--- SHORT EXERCISE ---
From the material below, pull out every line that contains the string "logo". The match is case-sensitive.

== == ==

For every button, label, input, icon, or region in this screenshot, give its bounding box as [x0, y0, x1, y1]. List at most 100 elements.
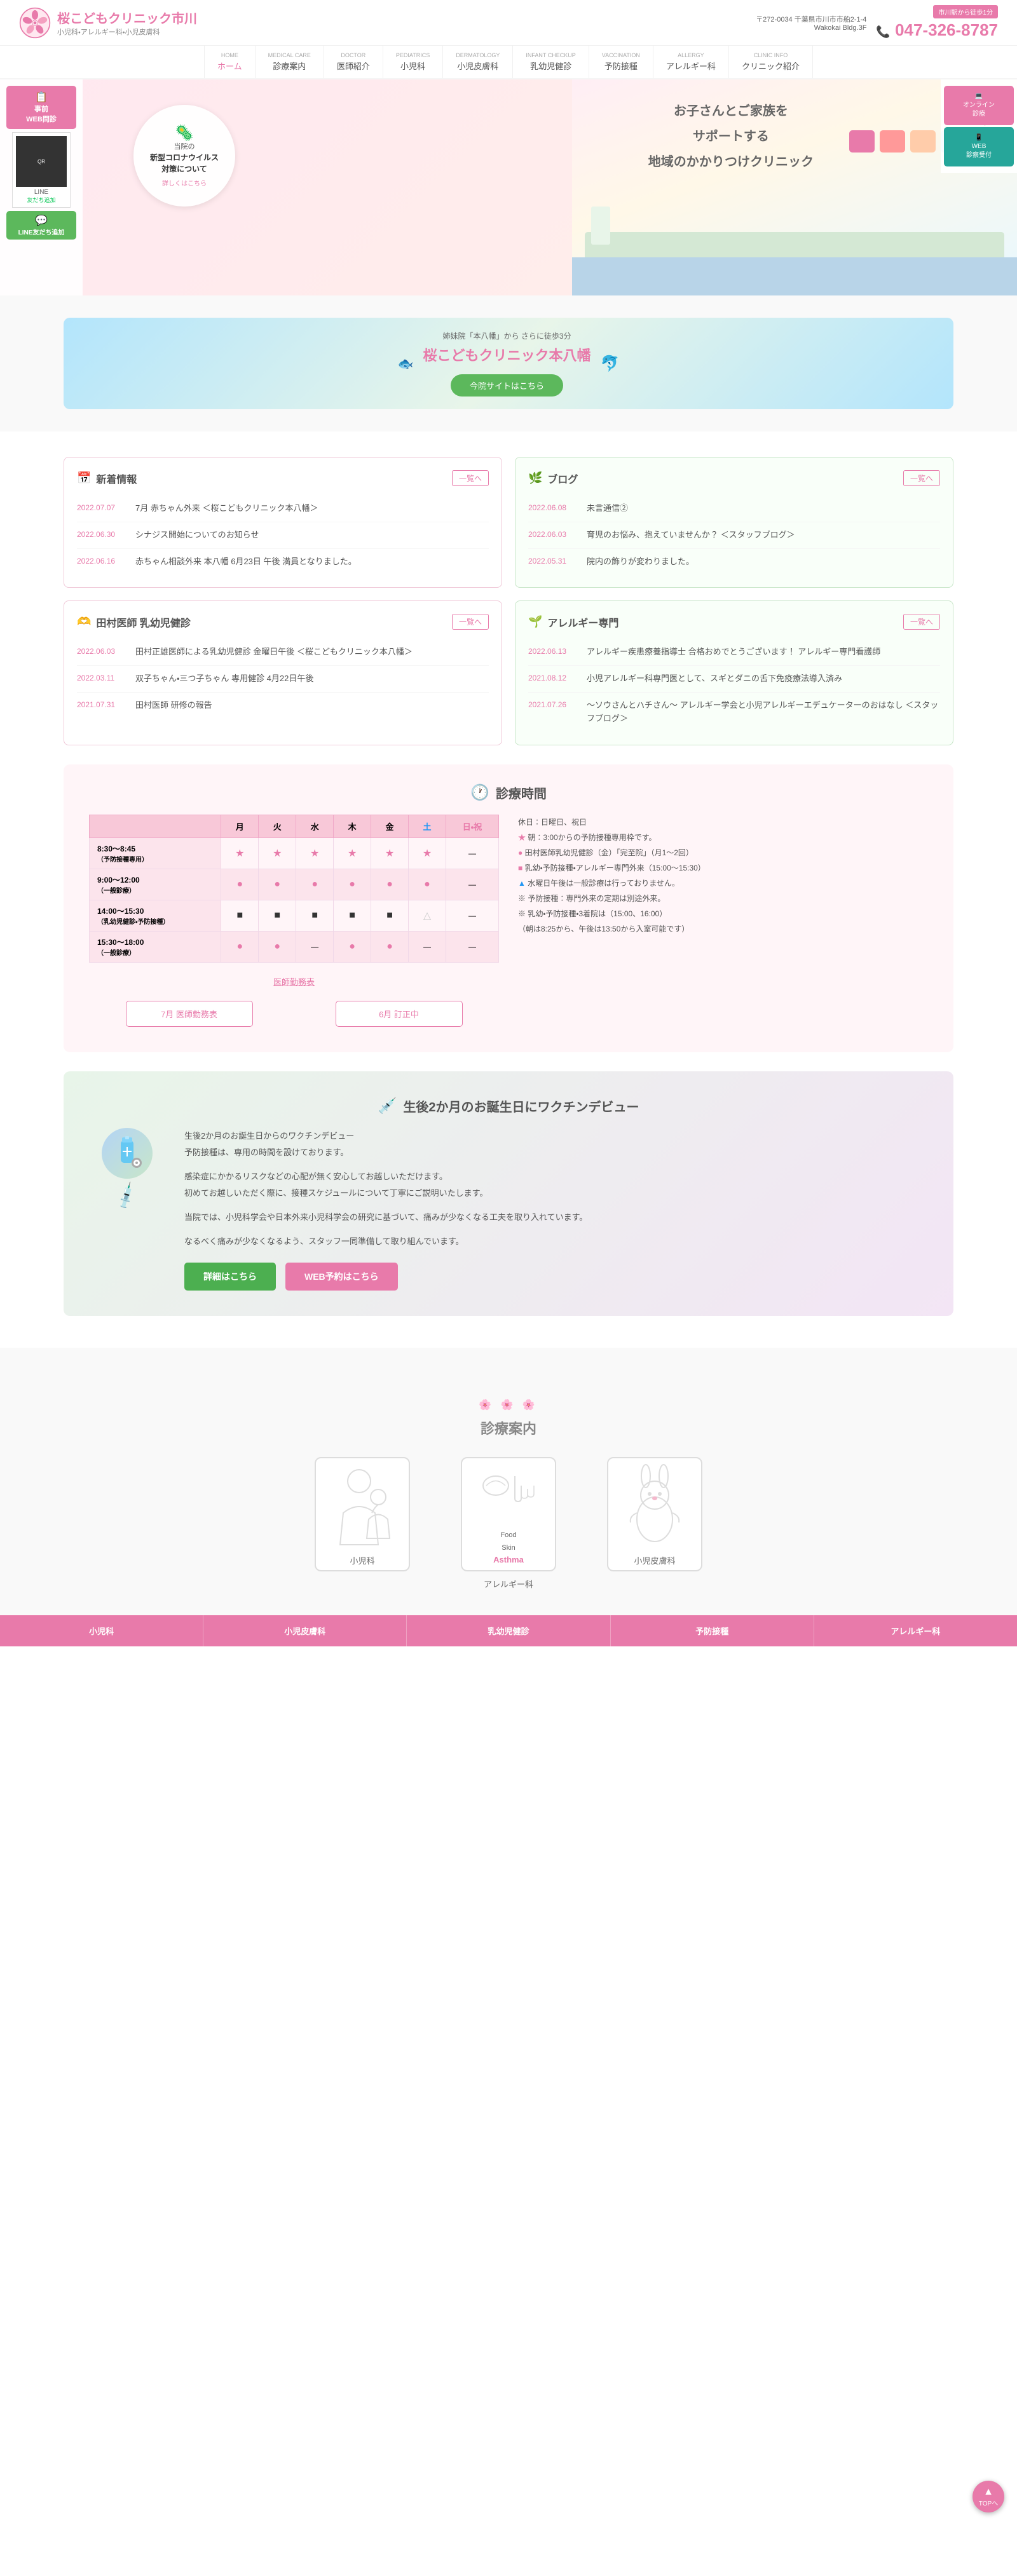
schedule-title: 🕐 診療時間 — [89, 783, 928, 802]
covid-badge-link[interactable]: 詳しくはこちら — [162, 178, 207, 187]
vaccine-web-btn[interactable]: WEB予約はこちら — [285, 1263, 398, 1291]
bottom-nav-vaccine[interactable]: 予防接種 — [611, 1615, 814, 1646]
infant-text-2: 双子ちゃん・三つ子ちゃん 専用健診 4月22日午後 — [135, 672, 313, 686]
nav-item-derm[interactable]: DERMATOLOGY 小児皮膚科 — [443, 46, 513, 78]
logo-icon — [19, 7, 51, 39]
to-top-button[interactable]: ▲ TOPへ — [973, 2481, 1004, 2512]
nav-en-medical: MEDICAL CARE — [268, 52, 311, 58]
nav-item-medical[interactable]: MEDICAL CARE 診療案内 — [256, 46, 324, 78]
online-label: オンライン診療 — [947, 101, 1011, 119]
phone-area: 市川駅から徒歩1分 📞 047-326-8787 — [876, 5, 998, 40]
line-btn[interactable]: 💬 LINE友だち追加 — [6, 211, 76, 240]
allergy-svg — [470, 1463, 547, 1527]
new-clinic-btn[interactable]: 今院サイトはこちら — [451, 374, 563, 397]
schedule-row2-mon: ● — [221, 869, 259, 900]
schedule-row3-thu: ■ — [334, 900, 371, 931]
address-box: 〒272-0034 千葉県市川市市船2-1-4 Wakokai Bldg.3F — [756, 14, 866, 32]
schedule-row1-thu: ★ — [334, 837, 371, 869]
nav-en-allergy: ALLERGY — [678, 52, 704, 58]
allergy-text-1: アレルギー疾患療養指導士 合格おめでとうございます！ アレルギー専門看護師 — [587, 646, 880, 659]
infant-date-3: 2021.07.31 — [77, 699, 128, 712]
infant-card-header: 🫶 田村医師 乳幼児健診 一覧へ — [77, 614, 489, 630]
syringe-icon: 💉 — [111, 1181, 143, 1212]
flower-decoration: 🌸 🌸 🌸 — [25, 1392, 992, 1418]
news-text-2: シナジス開始についてのお知らせ — [135, 529, 259, 542]
schedule-row1-tue: ★ — [259, 837, 296, 869]
nav-item-pediatrics[interactable]: PEDIATRICS 小児科 — [383, 46, 443, 78]
line-label: LINE — [16, 189, 67, 196]
schedule-header-fri: 金 — [371, 815, 409, 837]
allergy-item-1: 2022.06.13 アレルギー疾患療養指導士 合格おめでとうございます！ アレ… — [528, 639, 940, 666]
nav-item-vaccine[interactable]: VACCINATION 予防接種 — [589, 46, 653, 78]
bottom-nav-infant[interactable]: 乳幼児健診 — [407, 1615, 610, 1646]
pediatrics-label: 小児科 — [350, 1554, 374, 1566]
bottom-nav: 小児科 小児皮膚科 乳幼児健診 予防接種 アレルギー科 — [0, 1615, 1017, 1646]
nav-item-home[interactable]: HOME ホーム — [204, 46, 256, 78]
schedule-header-tue: 火 — [259, 815, 296, 837]
schedule-header-wed: 水 — [296, 815, 334, 837]
bottom-nav-pediatrics[interactable]: 小児科 — [0, 1615, 203, 1646]
news-item-1: 2022.07.07 7月 赤ちゃん外来 ＜桜こどもクリニック本八幡＞ — [77, 496, 489, 522]
allergy-text-3: 〜ソウさんとハチさん〜 アレルギー学会と小児アレルギーエデュケーターのおはなし … — [587, 699, 940, 726]
nav-en-infant: INFANT CHECKUP — [526, 52, 575, 58]
nav-label-derm: 小児皮膚科 — [457, 60, 498, 72]
web-consultation-btn[interactable]: 📋 事前 WEB問診 — [6, 86, 76, 129]
allergy-card-icon: Food Skin Asthma — [461, 1457, 556, 1571]
nav-item-clinic[interactable]: CLINIC INFO クリニック紹介 — [729, 46, 813, 78]
july-schedule-btn[interactable]: 7月 医師勤務表 — [126, 1001, 253, 1027]
schedule-header-time — [90, 815, 221, 837]
blog-title: 🌿 ブログ — [528, 471, 578, 486]
bottom-nav-derm[interactable]: 小児皮膚科 — [203, 1615, 407, 1646]
medical-calendar-link[interactable]: 医師勤務表 — [89, 975, 499, 988]
schedule-row4-mon: ● — [221, 931, 259, 962]
june-schedule-btn[interactable]: 6月 訂正中 — [336, 1001, 463, 1027]
news-date-1: 2022.07.07 — [77, 502, 128, 515]
schedule-header-sat: 土 — [409, 815, 446, 837]
nav-item-doctor[interactable]: DOCTOR 医師紹介 — [324, 46, 383, 78]
address-line: 〒272-0034 千葉県市川市市船2-1-4 — [756, 14, 866, 24]
nav-label-doctor: 医師紹介 — [337, 60, 370, 72]
infant-title: 🫶 田村医師 乳幼児健診 — [77, 614, 191, 630]
online-consultation-btn[interactable]: 💻 オンライン診療 — [944, 86, 1014, 125]
vaccine-bottle-svg — [108, 1134, 146, 1172]
schedule-row4-fri: ● — [371, 931, 409, 962]
vaccine-content: 💉 生後2か月のお誕生日からのワクチンデビュー 予防接種は、専用の時間を設けてお… — [89, 1128, 928, 1291]
allergy-skin-label: Skin — [502, 1544, 515, 1552]
schedule-row3-sat: △ — [409, 900, 446, 931]
allergy-card: 🌱 アレルギー専門 一覧へ 2022.06.13 アレルギー疾患療養指導士 合格… — [515, 600, 953, 745]
schedule-header-thu: 木 — [334, 815, 371, 837]
schedule-row4-tue: ● — [259, 931, 296, 962]
vaccine-p2: 感染症にかかるリスクなどの心配が無く安心してお越しいただけます。 初めてお越しい… — [184, 1169, 928, 1202]
hero-left-panel: 📋 事前 WEB問診 QR LINE 友だち追加 💬 LINE友だち追加 — [0, 79, 83, 295]
allergy-more-link[interactable]: 一覧へ — [903, 614, 940, 630]
schedule-layout: 月 火 水 木 金 土 日・祝 8:30〜8:45（予防接種専用） ★ — [89, 815, 928, 1033]
allergy-text-2: 小児アレルギー科専門医として、スギとダニの舌下免疫療法導入済み — [587, 672, 842, 686]
nav-item-allergy[interactable]: ALLERGY アレルギー科 — [653, 46, 729, 78]
news-more-link[interactable]: 一覧へ — [452, 470, 489, 486]
web-reception-btn[interactable]: 📱 WEB診察受付 — [944, 127, 1014, 166]
nav-en-clinic: CLINIC INFO — [754, 52, 788, 58]
diagnosis-card-pediatrics[interactable]: 小児科 — [299, 1457, 426, 1590]
diagnosis-section: 🌸 🌸 🌸 診療案内 小児科 — [0, 1367, 1017, 1615]
schedule-row1-time: 8:30〜8:45（予防接種専用） — [90, 837, 221, 869]
vaccine-detail-btn[interactable]: 詳細はこちら — [184, 1263, 276, 1291]
diagnosis-card-derm[interactable]: 小児皮膚科 — [591, 1457, 718, 1590]
qr-code-area: QR LINE 友だち追加 — [12, 132, 71, 208]
nav-item-infant[interactable]: INFANT CHECKUP 乳幼児健診 — [513, 46, 589, 78]
covid-badge[interactable]: 🦠 当院の 新型コロナウイルス 対策について 詳しくはこちら — [133, 105, 235, 207]
covid-badge-title: 当院の — [174, 142, 195, 152]
blog-more-link[interactable]: 一覧へ — [903, 470, 940, 486]
news-text-3: 赤ちゃん相談外来 本八幡 6月23日 午後 満員となりました。 — [135, 555, 357, 569]
schedule-note-square: ■ 乳幼・予防接種・アレルギー専門外来（15:00〜15:30） — [518, 860, 928, 876]
schedule-row2-sat: ● — [409, 869, 446, 900]
vaccine-p4: なるべく痛みが少なくなるよう、スタッフ一同準備して取り組んでいます。 — [184, 1233, 928, 1250]
blog-date-2: 2022.06.03 — [528, 529, 579, 542]
blog-item-2: 2022.06.03 育児のお悩み、抱えていませんか？ ＜スタッフブログ＞ — [528, 522, 940, 549]
bottom-nav-allergy[interactable]: アレルギー科 — [814, 1615, 1017, 1646]
infant-more-link[interactable]: 一覧へ — [452, 614, 489, 630]
infant-item-3: 2021.07.31 田村医師 研修の報告 — [77, 693, 489, 719]
schedule-row2-time: 9:00〜12:00（一般診療） — [90, 869, 221, 900]
logo-area: 桜こどもクリニック市川 小児科・アレルギー科・小児皮膚科 — [19, 7, 197, 39]
diagnosis-card-allergy[interactable]: Food Skin Asthma アレルギー科 — [445, 1457, 572, 1590]
infant-item-2: 2022.03.11 双子ちゃん・三つ子ちゃん 専用健診 4月22日午後 — [77, 666, 489, 693]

== == ==

--- TASK RESPONSE ---
logo-icon — [19, 7, 51, 39]
logo-area: 桜こどもクリニック市川 小児科・アレルギー科・小児皮膚科 — [19, 7, 197, 39]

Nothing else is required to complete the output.